Listing:
━━━

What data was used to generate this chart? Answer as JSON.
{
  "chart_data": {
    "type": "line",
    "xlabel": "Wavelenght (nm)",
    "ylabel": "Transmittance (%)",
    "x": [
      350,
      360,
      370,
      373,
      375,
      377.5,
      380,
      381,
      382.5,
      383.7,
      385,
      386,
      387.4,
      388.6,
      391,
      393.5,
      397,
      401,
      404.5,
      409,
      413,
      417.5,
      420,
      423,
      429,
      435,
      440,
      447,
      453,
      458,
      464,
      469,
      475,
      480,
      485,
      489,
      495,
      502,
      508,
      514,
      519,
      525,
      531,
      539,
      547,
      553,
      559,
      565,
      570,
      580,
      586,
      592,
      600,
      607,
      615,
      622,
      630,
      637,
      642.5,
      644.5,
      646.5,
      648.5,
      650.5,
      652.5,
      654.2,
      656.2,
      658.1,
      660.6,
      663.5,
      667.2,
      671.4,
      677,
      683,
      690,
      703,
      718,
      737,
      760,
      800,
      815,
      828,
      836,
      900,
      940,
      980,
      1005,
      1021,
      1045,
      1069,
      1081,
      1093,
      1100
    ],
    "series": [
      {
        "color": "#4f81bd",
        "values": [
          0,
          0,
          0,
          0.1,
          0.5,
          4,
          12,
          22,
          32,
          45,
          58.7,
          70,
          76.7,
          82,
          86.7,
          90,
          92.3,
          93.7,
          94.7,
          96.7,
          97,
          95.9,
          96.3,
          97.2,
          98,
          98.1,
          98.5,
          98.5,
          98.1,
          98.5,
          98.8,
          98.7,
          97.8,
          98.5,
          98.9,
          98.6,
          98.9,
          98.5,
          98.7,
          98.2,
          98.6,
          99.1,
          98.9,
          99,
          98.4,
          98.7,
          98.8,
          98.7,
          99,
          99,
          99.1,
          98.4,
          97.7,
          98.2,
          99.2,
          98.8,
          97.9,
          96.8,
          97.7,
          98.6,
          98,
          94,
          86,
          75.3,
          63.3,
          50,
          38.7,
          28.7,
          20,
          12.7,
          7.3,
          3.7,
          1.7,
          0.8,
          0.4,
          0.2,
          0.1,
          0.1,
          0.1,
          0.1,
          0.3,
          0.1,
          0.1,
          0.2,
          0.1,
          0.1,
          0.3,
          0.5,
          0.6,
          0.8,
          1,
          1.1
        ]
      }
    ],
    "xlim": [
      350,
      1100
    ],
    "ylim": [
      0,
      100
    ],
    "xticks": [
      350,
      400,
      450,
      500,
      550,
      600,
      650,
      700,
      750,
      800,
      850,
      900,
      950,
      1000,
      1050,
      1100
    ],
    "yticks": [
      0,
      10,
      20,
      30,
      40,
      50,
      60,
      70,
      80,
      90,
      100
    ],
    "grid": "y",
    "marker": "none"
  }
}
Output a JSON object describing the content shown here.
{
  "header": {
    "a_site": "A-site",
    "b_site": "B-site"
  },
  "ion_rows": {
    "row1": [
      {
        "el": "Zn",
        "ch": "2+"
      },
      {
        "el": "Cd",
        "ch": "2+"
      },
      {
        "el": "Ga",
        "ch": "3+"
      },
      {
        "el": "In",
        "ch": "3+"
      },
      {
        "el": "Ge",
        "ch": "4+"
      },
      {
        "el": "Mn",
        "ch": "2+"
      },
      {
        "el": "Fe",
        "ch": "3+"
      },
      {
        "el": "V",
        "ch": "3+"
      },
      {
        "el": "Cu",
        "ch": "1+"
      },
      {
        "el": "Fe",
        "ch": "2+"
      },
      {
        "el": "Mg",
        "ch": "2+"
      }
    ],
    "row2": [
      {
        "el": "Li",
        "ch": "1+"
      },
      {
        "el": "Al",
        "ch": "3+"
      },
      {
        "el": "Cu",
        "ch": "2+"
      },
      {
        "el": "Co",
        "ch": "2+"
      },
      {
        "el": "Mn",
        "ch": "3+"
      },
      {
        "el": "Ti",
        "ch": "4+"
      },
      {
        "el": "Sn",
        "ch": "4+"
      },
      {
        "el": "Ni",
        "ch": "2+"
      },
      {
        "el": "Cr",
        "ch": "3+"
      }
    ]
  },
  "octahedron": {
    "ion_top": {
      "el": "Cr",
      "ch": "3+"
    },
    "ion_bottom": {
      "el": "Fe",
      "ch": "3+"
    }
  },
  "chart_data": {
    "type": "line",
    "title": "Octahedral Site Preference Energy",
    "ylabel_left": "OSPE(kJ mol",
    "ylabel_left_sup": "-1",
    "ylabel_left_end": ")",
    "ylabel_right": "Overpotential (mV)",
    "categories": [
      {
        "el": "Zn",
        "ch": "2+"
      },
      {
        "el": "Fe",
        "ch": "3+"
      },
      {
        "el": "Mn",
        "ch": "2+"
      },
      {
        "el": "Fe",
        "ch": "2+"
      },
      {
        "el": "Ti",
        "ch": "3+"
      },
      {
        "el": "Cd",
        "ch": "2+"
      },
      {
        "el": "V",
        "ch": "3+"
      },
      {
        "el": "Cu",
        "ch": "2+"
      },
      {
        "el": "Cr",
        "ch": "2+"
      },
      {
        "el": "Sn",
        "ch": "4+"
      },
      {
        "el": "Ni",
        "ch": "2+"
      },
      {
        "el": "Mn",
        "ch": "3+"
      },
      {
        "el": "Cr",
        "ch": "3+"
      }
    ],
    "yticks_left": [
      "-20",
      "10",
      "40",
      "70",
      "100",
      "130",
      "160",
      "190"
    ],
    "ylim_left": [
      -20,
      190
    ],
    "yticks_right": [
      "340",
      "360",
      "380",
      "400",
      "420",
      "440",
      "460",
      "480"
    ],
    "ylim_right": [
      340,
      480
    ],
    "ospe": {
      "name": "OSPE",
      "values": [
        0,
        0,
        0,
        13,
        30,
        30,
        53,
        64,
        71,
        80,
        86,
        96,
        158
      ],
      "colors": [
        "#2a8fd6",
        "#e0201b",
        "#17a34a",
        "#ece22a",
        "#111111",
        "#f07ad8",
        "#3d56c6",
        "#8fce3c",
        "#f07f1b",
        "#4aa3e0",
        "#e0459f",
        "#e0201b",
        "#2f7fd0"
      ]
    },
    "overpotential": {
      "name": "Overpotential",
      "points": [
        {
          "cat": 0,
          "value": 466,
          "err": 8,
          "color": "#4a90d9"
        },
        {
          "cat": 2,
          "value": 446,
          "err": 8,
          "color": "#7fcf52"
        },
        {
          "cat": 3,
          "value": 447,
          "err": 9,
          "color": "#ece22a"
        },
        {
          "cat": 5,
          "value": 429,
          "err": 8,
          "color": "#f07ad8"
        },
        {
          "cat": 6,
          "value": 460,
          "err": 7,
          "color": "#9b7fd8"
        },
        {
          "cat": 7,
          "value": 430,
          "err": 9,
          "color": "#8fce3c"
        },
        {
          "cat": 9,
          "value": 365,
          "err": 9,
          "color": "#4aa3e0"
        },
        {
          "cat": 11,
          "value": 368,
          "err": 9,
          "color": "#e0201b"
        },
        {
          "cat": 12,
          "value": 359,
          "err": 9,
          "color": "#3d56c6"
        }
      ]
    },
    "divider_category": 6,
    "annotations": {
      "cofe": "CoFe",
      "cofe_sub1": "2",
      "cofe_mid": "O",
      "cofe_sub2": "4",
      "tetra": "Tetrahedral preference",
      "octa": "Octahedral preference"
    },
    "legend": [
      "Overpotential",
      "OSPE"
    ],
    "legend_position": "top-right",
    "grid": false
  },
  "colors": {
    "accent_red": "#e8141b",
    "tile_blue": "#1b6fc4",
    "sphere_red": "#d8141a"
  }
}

━━━

Transcribe every record above exactly as it appears.

Solution to the problem:
What data was used to generate this chart? Answer as JSON.
{
  "chart_data": {
    "type": "line",
    "xlabel": "Wavelenght (nm)",
    "ylabel": "Transmittance (%)",
    "x": [
      350,
      360,
      370,
      373,
      375,
      377.5,
      380,
      381,
      382.5,
      383.7,
      385,
      386,
      387.4,
      388.6,
      391,
      393.5,
      397,
      401,
      404.5,
      409,
      413,
      417.5,
      420,
      423,
      429,
      435,
      440,
      447,
      453,
      458,
      464,
      469,
      475,
      480,
      485,
      489,
      495,
      502,
      508,
      514,
      519,
      525,
      531,
      539,
      547,
      553,
      559,
      565,
      570,
      580,
      586,
      592,
      600,
      607,
      615,
      622,
      630,
      637,
      642.5,
      644.5,
      646.5,
      648.5,
      650.5,
      652.5,
      654.2,
      656.2,
      658.1,
      660.6,
      663.5,
      667.2,
      671.4,
      677,
      683,
      690,
      703,
      718,
      737,
      760,
      800,
      815,
      828,
      836,
      900,
      940,
      980,
      1005,
      1021,
      1045,
      1069,
      1081,
      1093,
      1100
    ],
    "series": [
      {
        "color": "#4f81bd",
        "values": [
          0,
          0,
          0,
          0.1,
          0.5,
          4,
          12,
          22,
          32,
          45,
          58.7,
          70,
          76.7,
          82,
          86.7,
          90,
          92.3,
          93.7,
          94.7,
          96.7,
          97,
          95.9,
          96.3,
          97.2,
          98,
          98.1,
          98.5,
          98.5,
          98.1,
          98.5,
          98.8,
          98.7,
          97.8,
          98.5,
          98.9,
          98.6,
          98.9,
          98.5,
          98.7,
          98.2,
          98.6,
          99.1,
          98.9,
          99,
          98.4,
          98.7,
          98.8,
          98.7,
          99,
          99,
          99.1,
          98.4,
          97.7,
          98.2,
          99.2,
          98.8,
          97.9,
          96.8,
          97.7,
          98.6,
          98,
          94,
          86,
          75.3,
          63.3,
          50,
          38.7,
          28.7,
          20,
          12.7,
          7.3,
          3.7,
          1.7,
          0.8,
          0.4,
          0.2,
          0.1,
          0.1,
          0.1,
          0.1,
          0.3,
          0.1,
          0.1,
          0.2,
          0.1,
          0.1,
          0.3,
          0.5,
          0.6,
          0.8,
          1,
          1.1
        ]
      }
    ],
    "xlim": [
      350,
      1100
    ],
    "ylim": [
      0,
      100
    ],
    "xticks": [
      350,
      400,
      450,
      500,
      550,
      600,
      650,
      700,
      750,
      800,
      850,
      900,
      950,
      1000,
      1050,
      1100
    ],
    "yticks": [
      0,
      10,
      20,
      30,
      40,
      50,
      60,
      70,
      80,
      90,
      100
    ],
    "grid": "y",
    "marker": "none"
  }
}
Output a JSON object describing the content shown here.
{
  "header": {
    "a_site": "A-site",
    "b_site": "B-site"
  },
  "ion_rows": {
    "row1": [
      {
        "el": "Zn",
        "ch": "2+"
      },
      {
        "el": "Cd",
        "ch": "2+"
      },
      {
        "el": "Ga",
        "ch": "3+"
      },
      {
        "el": "In",
        "ch": "3+"
      },
      {
        "el": "Ge",
        "ch": "4+"
      },
      {
        "el": "Mn",
        "ch": "2+"
      },
      {
        "el": "Fe",
        "ch": "3+"
      },
      {
        "el": "V",
        "ch": "3+"
      },
      {
        "el": "Cu",
        "ch": "1+"
      },
      {
        "el": "Fe",
        "ch": "2+"
      },
      {
        "el": "Mg",
        "ch": "2+"
      }
    ],
    "row2": [
      {
        "el": "Li",
        "ch": "1+"
      },
      {
        "el": "Al",
        "ch": "3+"
      },
      {
        "el": "Cu",
        "ch": "2+"
      },
      {
        "el": "Co",
        "ch": "2+"
      },
      {
        "el": "Mn",
        "ch": "3+"
      },
      {
        "el": "Ti",
        "ch": "4+"
      },
      {
        "el": "Sn",
        "ch": "4+"
      },
      {
        "el": "Ni",
        "ch": "2+"
      },
      {
        "el": "Cr",
        "ch": "3+"
      }
    ]
  },
  "octahedron": {
    "ion_top": {
      "el": "Cr",
      "ch": "3+"
    },
    "ion_bottom": {
      "el": "Fe",
      "ch": "3+"
    }
  },
  "chart_data": {
    "type": "line",
    "title": "Octahedral Site Preference Energy",
    "ylabel_left": "OSPE(kJ mol",
    "ylabel_left_sup": "-1",
    "ylabel_left_end": ")",
    "ylabel_right": "Overpotential (mV)",
    "categories": [
      {
        "el": "Zn",
        "ch": "2+"
      },
      {
        "el": "Fe",
        "ch": "3+"
      },
      {
        "el": "Mn",
        "ch": "2+"
      },
      {
        "el": "Fe",
        "ch": "2+"
      },
      {
        "el": "Ti",
        "ch": "3+"
      },
      {
        "el": "Cd",
        "ch": "2+"
      },
      {
        "el": "V",
        "ch": "3+"
      },
      {
        "el": "Cu",
        "ch": "2+"
      },
      {
        "el": "Cr",
        "ch": "2+"
      },
      {
        "el": "Sn",
        "ch": "4+"
      },
      {
        "el": "Ni",
        "ch": "2+"
      },
      {
        "el": "Mn",
        "ch": "3+"
      },
      {
        "el": "Cr",
        "ch": "3+"
      }
    ],
    "yticks_left": [
      "-20",
      "10",
      "40",
      "70",
      "100",
      "130",
      "160",
      "190"
    ],
    "ylim_left": [
      -20,
      190
    ],
    "yticks_right": [
      "340",
      "360",
      "380",
      "400",
      "420",
      "440",
      "460",
      "480"
    ],
    "ylim_right": [
      340,
      480
    ],
    "ospe": {
      "name": "OSPE",
      "values": [
        0,
        0,
        0,
        13,
        30,
        30,
        53,
        64,
        71,
        80,
        86,
        96,
        158
      ],
      "colors": [
        "#2a8fd6",
        "#e0201b",
        "#17a34a",
        "#ece22a",
        "#111111",
        "#f07ad8",
        "#3d56c6",
        "#8fce3c",
        "#f07f1b",
        "#4aa3e0",
        "#e0459f",
        "#e0201b",
        "#2f7fd0"
      ]
    },
    "overpotential": {
      "name": "Overpotential",
      "points": [
        {
          "cat": 0,
          "value": 466,
          "err": 8,
          "color": "#4a90d9"
        },
        {
          "cat": 2,
          "value": 446,
          "err": 8,
          "color": "#7fcf52"
        },
        {
          "cat": 3,
          "value": 447,
          "err": 9,
          "color": "#ece22a"
        },
        {
          "cat": 5,
          "value": 429,
          "err": 8,
          "color": "#f07ad8"
        },
        {
          "cat": 6,
          "value": 460,
          "err": 7,
          "color": "#9b7fd8"
        },
        {
          "cat": 7,
          "value": 430,
          "err": 9,
          "color": "#8fce3c"
        },
        {
          "cat": 9,
          "value": 365,
          "err": 9,
          "color": "#4aa3e0"
        },
        {
          "cat": 11,
          "value": 368,
          "err": 9,
          "color": "#e0201b"
        },
        {
          "cat": 12,
          "value": 359,
          "err": 9,
          "color": "#3d56c6"
        }
      ]
    },
    "divider_category": 6,
    "annotations": {
      "cofe": "CoFe",
      "cofe_sub1": "2",
      "cofe_mid": "O",
      "cofe_sub2": "4",
      "tetra": "Tetrahedral preference",
      "octa": "Octahedral preference"
    },
    "legend": [
      "Overpotential",
      "OSPE"
    ],
    "legend_position": "top-right",
    "grid": false
  },
  "colors": {
    "accent_red": "#e8141b",
    "tile_blue": "#1b6fc4",
    "sphere_red": "#d8141a"
  }
}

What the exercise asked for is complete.